» **SOURCE MATERIAL**
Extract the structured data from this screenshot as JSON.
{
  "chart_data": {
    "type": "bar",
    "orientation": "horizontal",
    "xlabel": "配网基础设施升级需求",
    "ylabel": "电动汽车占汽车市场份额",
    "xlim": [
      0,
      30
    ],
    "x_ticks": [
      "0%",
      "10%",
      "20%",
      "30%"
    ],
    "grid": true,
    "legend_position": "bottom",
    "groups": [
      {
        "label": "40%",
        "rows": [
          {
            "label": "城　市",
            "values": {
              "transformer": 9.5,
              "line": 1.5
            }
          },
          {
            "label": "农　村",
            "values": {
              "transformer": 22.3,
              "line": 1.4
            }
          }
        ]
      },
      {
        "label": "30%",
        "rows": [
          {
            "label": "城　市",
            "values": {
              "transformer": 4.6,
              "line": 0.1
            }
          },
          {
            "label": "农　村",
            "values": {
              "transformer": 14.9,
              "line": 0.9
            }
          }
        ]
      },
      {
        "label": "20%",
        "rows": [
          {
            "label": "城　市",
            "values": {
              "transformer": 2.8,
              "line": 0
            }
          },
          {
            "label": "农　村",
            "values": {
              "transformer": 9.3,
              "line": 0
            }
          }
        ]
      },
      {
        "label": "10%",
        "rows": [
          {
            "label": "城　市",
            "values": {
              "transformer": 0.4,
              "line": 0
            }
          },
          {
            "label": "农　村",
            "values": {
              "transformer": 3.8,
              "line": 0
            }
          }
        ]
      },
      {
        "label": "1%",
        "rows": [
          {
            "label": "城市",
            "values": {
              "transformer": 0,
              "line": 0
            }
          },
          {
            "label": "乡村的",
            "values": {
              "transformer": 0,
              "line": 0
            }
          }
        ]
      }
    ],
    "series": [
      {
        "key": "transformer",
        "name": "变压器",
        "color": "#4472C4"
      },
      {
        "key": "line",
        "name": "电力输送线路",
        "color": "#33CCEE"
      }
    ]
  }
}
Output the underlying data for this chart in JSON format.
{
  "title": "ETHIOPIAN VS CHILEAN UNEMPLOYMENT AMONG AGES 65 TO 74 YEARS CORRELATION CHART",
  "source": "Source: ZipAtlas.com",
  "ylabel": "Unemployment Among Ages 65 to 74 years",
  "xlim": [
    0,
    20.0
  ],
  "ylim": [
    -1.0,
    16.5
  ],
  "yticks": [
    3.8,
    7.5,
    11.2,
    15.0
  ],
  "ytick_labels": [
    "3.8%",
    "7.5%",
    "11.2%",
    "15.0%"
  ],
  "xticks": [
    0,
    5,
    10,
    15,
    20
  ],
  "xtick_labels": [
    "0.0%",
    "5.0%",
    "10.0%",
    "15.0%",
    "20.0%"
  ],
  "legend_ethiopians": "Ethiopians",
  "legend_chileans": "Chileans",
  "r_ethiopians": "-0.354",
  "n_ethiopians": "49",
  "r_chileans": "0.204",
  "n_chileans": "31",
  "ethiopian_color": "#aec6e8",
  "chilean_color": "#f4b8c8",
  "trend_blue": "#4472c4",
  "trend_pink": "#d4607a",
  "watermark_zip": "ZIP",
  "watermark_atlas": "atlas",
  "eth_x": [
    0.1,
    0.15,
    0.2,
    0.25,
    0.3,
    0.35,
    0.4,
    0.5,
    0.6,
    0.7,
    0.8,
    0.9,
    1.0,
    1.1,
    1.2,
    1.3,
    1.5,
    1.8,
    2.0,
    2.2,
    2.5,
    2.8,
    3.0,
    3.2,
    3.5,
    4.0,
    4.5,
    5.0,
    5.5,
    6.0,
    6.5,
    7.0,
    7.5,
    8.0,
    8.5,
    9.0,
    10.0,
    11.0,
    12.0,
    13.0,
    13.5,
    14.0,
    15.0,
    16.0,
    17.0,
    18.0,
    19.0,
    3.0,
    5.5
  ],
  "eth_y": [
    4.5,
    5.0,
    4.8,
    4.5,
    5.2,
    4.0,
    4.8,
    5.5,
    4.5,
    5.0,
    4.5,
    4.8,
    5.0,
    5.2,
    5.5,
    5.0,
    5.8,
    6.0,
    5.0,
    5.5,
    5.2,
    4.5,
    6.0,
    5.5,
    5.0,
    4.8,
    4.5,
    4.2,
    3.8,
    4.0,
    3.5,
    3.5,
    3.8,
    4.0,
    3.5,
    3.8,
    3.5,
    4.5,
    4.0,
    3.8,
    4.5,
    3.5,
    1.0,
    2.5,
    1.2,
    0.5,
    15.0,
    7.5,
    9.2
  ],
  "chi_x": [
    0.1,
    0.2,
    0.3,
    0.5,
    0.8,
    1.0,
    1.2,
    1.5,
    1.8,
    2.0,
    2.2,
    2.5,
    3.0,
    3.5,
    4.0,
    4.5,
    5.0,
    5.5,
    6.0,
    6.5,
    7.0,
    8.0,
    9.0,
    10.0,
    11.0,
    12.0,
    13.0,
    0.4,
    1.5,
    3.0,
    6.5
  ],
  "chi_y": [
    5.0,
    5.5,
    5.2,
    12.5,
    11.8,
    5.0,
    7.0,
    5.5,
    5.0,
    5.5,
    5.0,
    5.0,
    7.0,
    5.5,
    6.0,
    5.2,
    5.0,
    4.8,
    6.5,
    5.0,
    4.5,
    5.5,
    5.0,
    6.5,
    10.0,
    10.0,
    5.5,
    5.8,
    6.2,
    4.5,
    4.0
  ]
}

» **REQUIREMENT**
Reproduce the complete data exactly as presented above.

» **PROBLEM SOLUTION**
Extract the structured data from this screenshot as JSON.
{
  "chart_data": {
    "type": "bar",
    "orientation": "horizontal",
    "xlabel": "配网基础设施升级需求",
    "ylabel": "电动汽车占汽车市场份额",
    "xlim": [
      0,
      30
    ],
    "x_ticks": [
      "0%",
      "10%",
      "20%",
      "30%"
    ],
    "grid": true,
    "legend_position": "bottom",
    "groups": [
      {
        "label": "40%",
        "rows": [
          {
            "label": "城　市",
            "values": {
              "transformer": 9.5,
              "line": 1.5
            }
          },
          {
            "label": "农　村",
            "values": {
              "transformer": 22.3,
              "line": 1.4
            }
          }
        ]
      },
      {
        "label": "30%",
        "rows": [
          {
            "label": "城　市",
            "values": {
              "transformer": 4.6,
              "line": 0.1
            }
          },
          {
            "label": "农　村",
            "values": {
              "transformer": 14.9,
              "line": 0.9
            }
          }
        ]
      },
      {
        "label": "20%",
        "rows": [
          {
            "label": "城　市",
            "values": {
              "transformer": 2.8,
              "line": 0
            }
          },
          {
            "label": "农　村",
            "values": {
              "transformer": 9.3,
              "line": 0
            }
          }
        ]
      },
      {
        "label": "10%",
        "rows": [
          {
            "label": "城　市",
            "values": {
              "transformer": 0.4,
              "line": 0
            }
          },
          {
            "label": "农　村",
            "values": {
              "transformer": 3.8,
              "line": 0
            }
          }
        ]
      },
      {
        "label": "1%",
        "rows": [
          {
            "label": "城市",
            "values": {
              "transformer": 0,
              "line": 0
            }
          },
          {
            "label": "乡村的",
            "values": {
              "transformer": 0,
              "line": 0
            }
          }
        ]
      }
    ],
    "series": [
      {
        "key": "transformer",
        "name": "变压器",
        "color": "#4472C4"
      },
      {
        "key": "line",
        "name": "电力输送线路",
        "color": "#33CCEE"
      }
    ]
  }
}
Output the underlying data for this chart in JSON format.
{
  "title": "ETHIOPIAN VS CHILEAN UNEMPLOYMENT AMONG AGES 65 TO 74 YEARS CORRELATION CHART",
  "source": "Source: ZipAtlas.com",
  "ylabel": "Unemployment Among Ages 65 to 74 years",
  "xlim": [
    0,
    20.0
  ],
  "ylim": [
    -1.0,
    16.5
  ],
  "yticks": [
    3.8,
    7.5,
    11.2,
    15.0
  ],
  "ytick_labels": [
    "3.8%",
    "7.5%",
    "11.2%",
    "15.0%"
  ],
  "xticks": [
    0,
    5,
    10,
    15,
    20
  ],
  "xtick_labels": [
    "0.0%",
    "5.0%",
    "10.0%",
    "15.0%",
    "20.0%"
  ],
  "legend_ethiopians": "Ethiopians",
  "legend_chileans": "Chileans",
  "r_ethiopians": "-0.354",
  "n_ethiopians": "49",
  "r_chileans": "0.204",
  "n_chileans": "31",
  "ethiopian_color": "#aec6e8",
  "chilean_color": "#f4b8c8",
  "trend_blue": "#4472c4",
  "trend_pink": "#d4607a",
  "watermark_zip": "ZIP",
  "watermark_atlas": "atlas",
  "eth_x": [
    0.1,
    0.15,
    0.2,
    0.25,
    0.3,
    0.35,
    0.4,
    0.5,
    0.6,
    0.7,
    0.8,
    0.9,
    1.0,
    1.1,
    1.2,
    1.3,
    1.5,
    1.8,
    2.0,
    2.2,
    2.5,
    2.8,
    3.0,
    3.2,
    3.5,
    4.0,
    4.5,
    5.0,
    5.5,
    6.0,
    6.5,
    7.0,
    7.5,
    8.0,
    8.5,
    9.0,
    10.0,
    11.0,
    12.0,
    13.0,
    13.5,
    14.0,
    15.0,
    16.0,
    17.0,
    18.0,
    19.0,
    3.0,
    5.5
  ],
  "eth_y": [
    4.5,
    5.0,
    4.8,
    4.5,
    5.2,
    4.0,
    4.8,
    5.5,
    4.5,
    5.0,
    4.5,
    4.8,
    5.0,
    5.2,
    5.5,
    5.0,
    5.8,
    6.0,
    5.0,
    5.5,
    5.2,
    4.5,
    6.0,
    5.5,
    5.0,
    4.8,
    4.5,
    4.2,
    3.8,
    4.0,
    3.5,
    3.5,
    3.8,
    4.0,
    3.5,
    3.8,
    3.5,
    4.5,
    4.0,
    3.8,
    4.5,
    3.5,
    1.0,
    2.5,
    1.2,
    0.5,
    15.0,
    7.5,
    9.2
  ],
  "chi_x": [
    0.1,
    0.2,
    0.3,
    0.5,
    0.8,
    1.0,
    1.2,
    1.5,
    1.8,
    2.0,
    2.2,
    2.5,
    3.0,
    3.5,
    4.0,
    4.5,
    5.0,
    5.5,
    6.0,
    6.5,
    7.0,
    8.0,
    9.0,
    10.0,
    11.0,
    12.0,
    13.0,
    0.4,
    1.5,
    3.0,
    6.5
  ],
  "chi_y": [
    5.0,
    5.5,
    5.2,
    12.5,
    11.8,
    5.0,
    7.0,
    5.5,
    5.0,
    5.5,
    5.0,
    5.0,
    7.0,
    5.5,
    6.0,
    5.2,
    5.0,
    4.8,
    6.5,
    5.0,
    4.5,
    5.5,
    5.0,
    6.5,
    10.0,
    10.0,
    5.5,
    5.8,
    6.2,
    4.5,
    4.0
  ]
}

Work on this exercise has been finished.